*The request:* Extract all lines containing "page".

*Supplied information:*
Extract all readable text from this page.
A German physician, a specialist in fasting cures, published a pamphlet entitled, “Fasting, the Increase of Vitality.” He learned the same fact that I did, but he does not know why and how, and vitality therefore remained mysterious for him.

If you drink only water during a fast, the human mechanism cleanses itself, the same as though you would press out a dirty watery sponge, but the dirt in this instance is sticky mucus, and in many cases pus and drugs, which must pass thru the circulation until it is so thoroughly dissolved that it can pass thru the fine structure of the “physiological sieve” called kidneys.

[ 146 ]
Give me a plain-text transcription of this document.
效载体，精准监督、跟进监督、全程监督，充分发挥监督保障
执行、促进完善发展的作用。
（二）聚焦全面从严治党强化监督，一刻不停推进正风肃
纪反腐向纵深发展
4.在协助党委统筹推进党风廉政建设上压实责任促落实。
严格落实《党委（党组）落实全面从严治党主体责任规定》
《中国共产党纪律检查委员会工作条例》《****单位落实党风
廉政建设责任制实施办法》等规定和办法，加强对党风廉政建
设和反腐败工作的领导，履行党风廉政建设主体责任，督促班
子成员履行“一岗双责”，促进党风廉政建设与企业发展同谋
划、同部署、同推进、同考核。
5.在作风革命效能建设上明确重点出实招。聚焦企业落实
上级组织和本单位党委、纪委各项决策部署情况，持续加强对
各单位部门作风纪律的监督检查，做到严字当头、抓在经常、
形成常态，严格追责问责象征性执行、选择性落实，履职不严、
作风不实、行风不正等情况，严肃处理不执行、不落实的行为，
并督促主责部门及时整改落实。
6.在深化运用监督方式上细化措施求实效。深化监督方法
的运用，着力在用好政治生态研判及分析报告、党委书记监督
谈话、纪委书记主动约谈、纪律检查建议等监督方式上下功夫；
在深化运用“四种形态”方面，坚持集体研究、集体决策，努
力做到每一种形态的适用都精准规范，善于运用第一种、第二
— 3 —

--

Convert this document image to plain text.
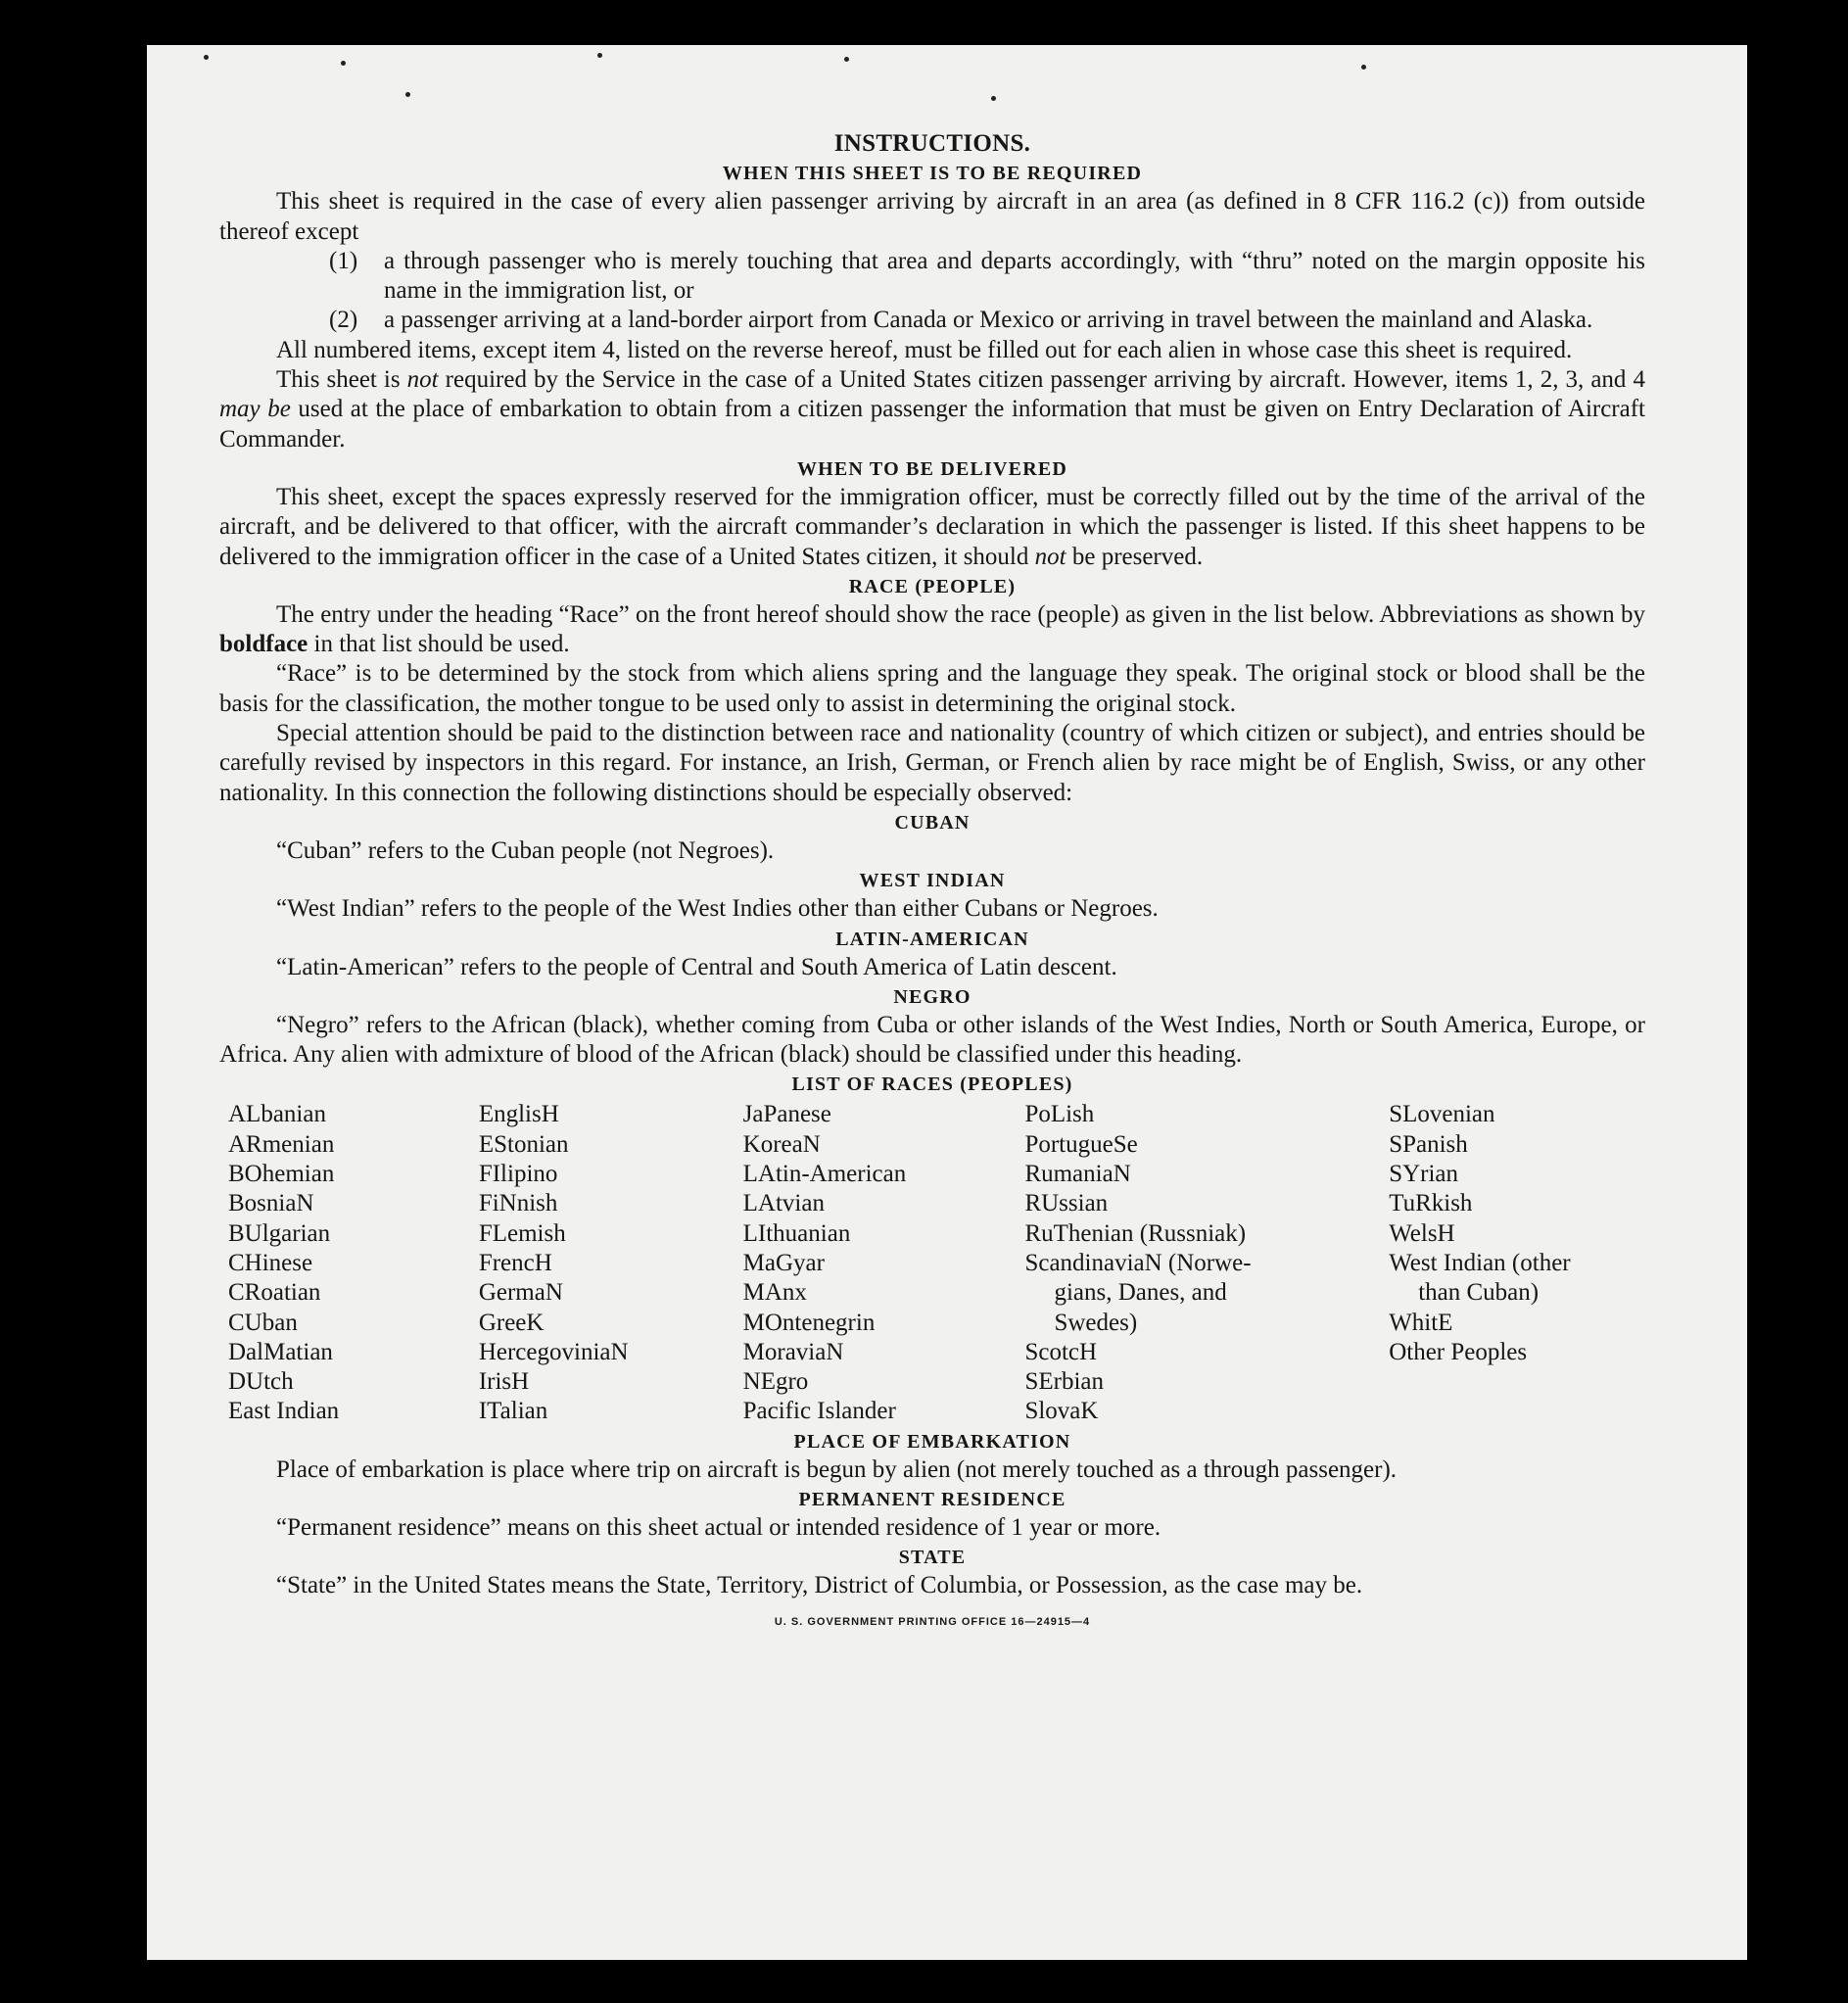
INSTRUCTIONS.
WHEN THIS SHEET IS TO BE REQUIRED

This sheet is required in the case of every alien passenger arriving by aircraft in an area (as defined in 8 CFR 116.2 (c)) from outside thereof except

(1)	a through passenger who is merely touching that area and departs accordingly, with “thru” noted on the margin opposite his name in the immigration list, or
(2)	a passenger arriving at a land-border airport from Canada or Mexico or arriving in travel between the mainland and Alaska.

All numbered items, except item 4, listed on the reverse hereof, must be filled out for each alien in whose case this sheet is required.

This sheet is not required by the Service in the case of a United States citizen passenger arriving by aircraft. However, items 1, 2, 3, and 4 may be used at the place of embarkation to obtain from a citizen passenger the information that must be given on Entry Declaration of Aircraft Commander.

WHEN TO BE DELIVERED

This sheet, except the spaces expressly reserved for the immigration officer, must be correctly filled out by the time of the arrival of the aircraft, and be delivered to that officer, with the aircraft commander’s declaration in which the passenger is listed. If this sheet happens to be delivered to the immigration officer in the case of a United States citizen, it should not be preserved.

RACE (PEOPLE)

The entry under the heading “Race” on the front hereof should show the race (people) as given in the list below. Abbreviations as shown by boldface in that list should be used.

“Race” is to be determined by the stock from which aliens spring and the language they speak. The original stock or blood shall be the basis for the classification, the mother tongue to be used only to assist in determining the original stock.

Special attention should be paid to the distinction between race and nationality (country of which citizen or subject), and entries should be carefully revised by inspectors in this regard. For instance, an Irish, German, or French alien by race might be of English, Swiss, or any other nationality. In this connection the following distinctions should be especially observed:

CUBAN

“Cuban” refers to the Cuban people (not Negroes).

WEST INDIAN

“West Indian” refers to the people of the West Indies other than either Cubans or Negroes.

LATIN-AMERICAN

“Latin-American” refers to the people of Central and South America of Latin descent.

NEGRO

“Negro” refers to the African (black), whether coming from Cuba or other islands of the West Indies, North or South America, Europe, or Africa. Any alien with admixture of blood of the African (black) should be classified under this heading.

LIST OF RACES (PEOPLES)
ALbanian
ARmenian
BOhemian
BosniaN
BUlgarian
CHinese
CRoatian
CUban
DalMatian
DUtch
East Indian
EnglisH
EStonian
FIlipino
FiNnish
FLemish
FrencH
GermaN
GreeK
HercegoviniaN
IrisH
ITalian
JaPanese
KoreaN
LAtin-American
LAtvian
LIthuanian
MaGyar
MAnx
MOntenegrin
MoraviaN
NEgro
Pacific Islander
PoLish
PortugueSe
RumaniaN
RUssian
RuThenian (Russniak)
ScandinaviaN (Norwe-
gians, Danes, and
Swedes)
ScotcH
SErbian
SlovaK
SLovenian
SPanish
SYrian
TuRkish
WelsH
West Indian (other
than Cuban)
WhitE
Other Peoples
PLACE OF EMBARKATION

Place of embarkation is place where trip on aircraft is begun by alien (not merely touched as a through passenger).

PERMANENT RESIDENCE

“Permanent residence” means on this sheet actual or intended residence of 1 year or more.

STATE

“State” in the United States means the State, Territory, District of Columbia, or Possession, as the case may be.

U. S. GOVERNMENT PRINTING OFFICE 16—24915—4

...

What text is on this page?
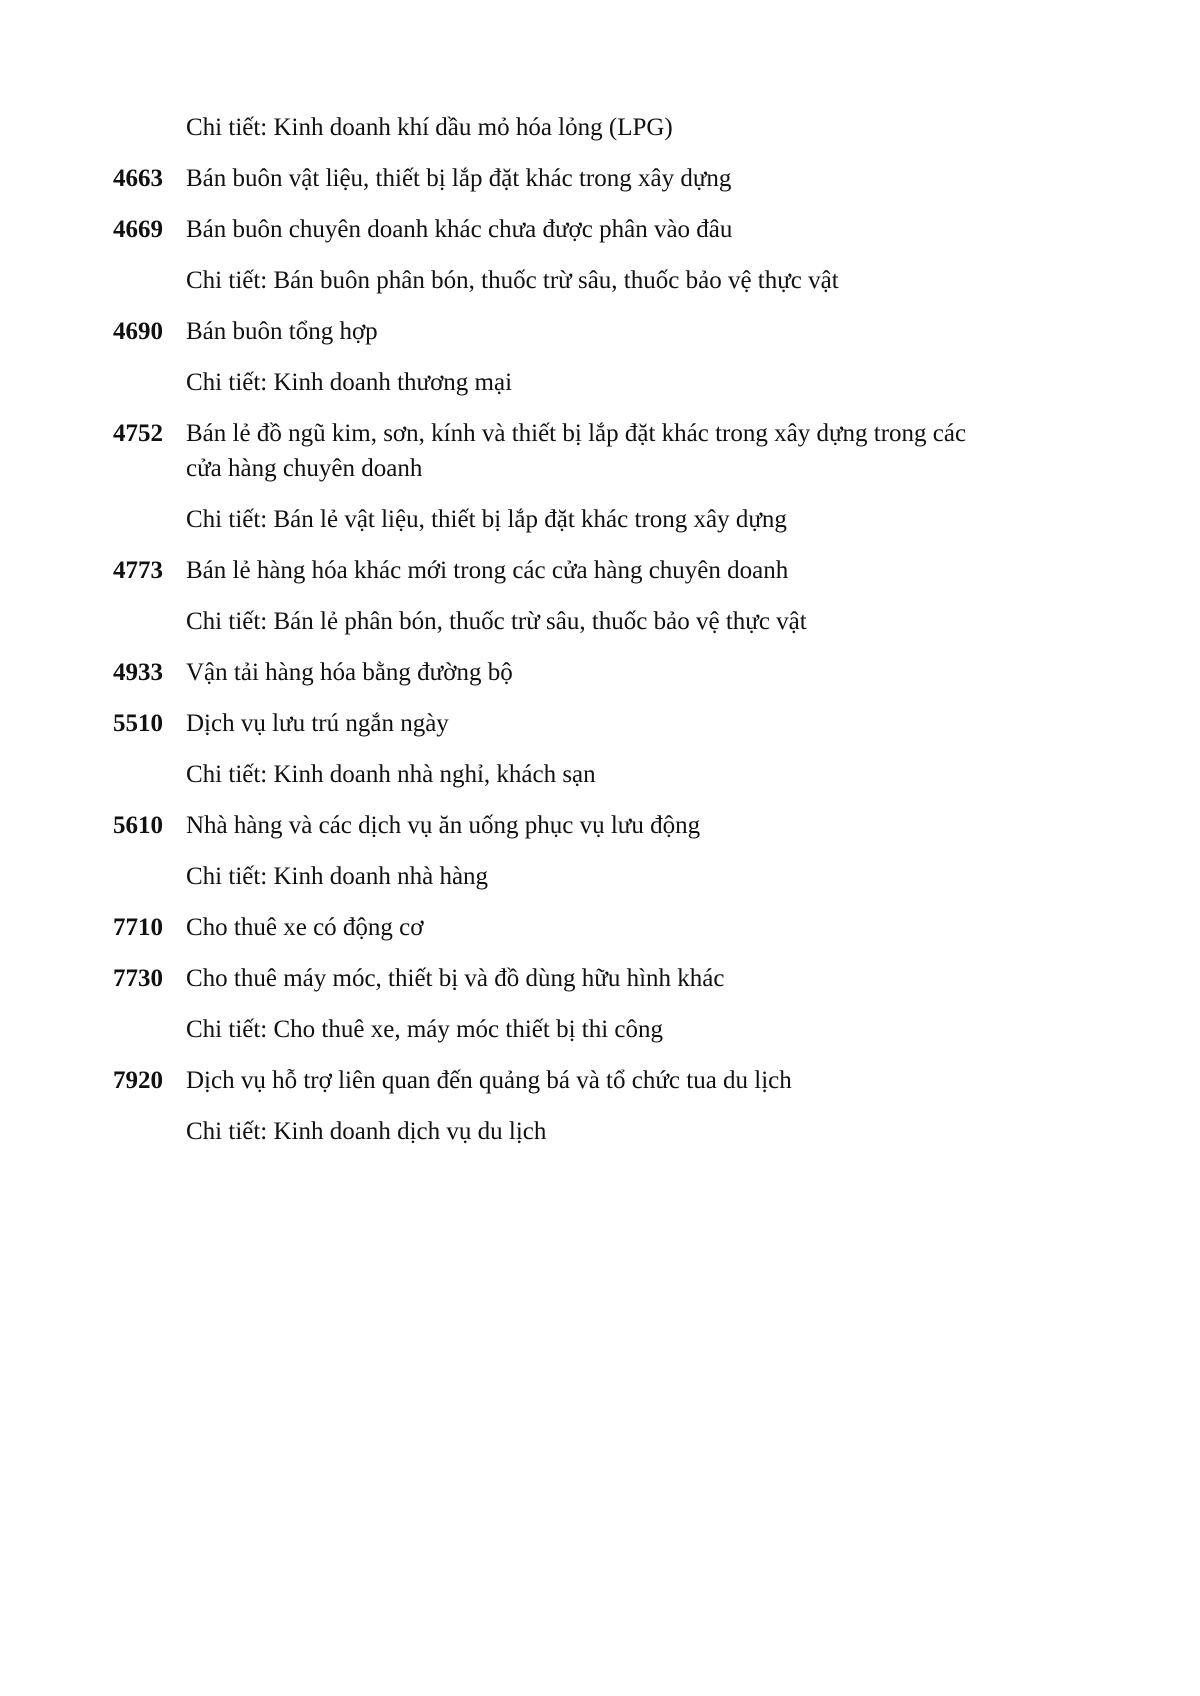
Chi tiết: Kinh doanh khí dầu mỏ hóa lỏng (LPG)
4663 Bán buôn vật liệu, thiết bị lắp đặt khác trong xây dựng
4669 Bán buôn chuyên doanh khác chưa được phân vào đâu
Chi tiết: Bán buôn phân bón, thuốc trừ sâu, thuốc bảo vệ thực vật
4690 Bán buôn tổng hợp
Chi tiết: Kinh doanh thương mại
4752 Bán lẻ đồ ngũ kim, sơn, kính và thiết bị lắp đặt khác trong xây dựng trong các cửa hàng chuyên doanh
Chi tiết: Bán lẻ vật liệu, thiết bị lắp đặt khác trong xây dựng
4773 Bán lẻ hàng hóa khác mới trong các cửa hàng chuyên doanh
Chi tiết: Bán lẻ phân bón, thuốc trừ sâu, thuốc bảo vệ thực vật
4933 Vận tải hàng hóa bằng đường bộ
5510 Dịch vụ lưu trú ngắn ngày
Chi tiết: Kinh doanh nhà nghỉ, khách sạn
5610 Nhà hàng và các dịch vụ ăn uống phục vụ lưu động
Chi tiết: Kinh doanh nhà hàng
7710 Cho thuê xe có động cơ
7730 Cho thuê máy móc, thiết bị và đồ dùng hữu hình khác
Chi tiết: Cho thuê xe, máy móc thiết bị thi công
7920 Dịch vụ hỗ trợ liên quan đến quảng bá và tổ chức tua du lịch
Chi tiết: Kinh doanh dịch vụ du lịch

*Exercise response:*
Extract all readable text from this page.
What text is on this page?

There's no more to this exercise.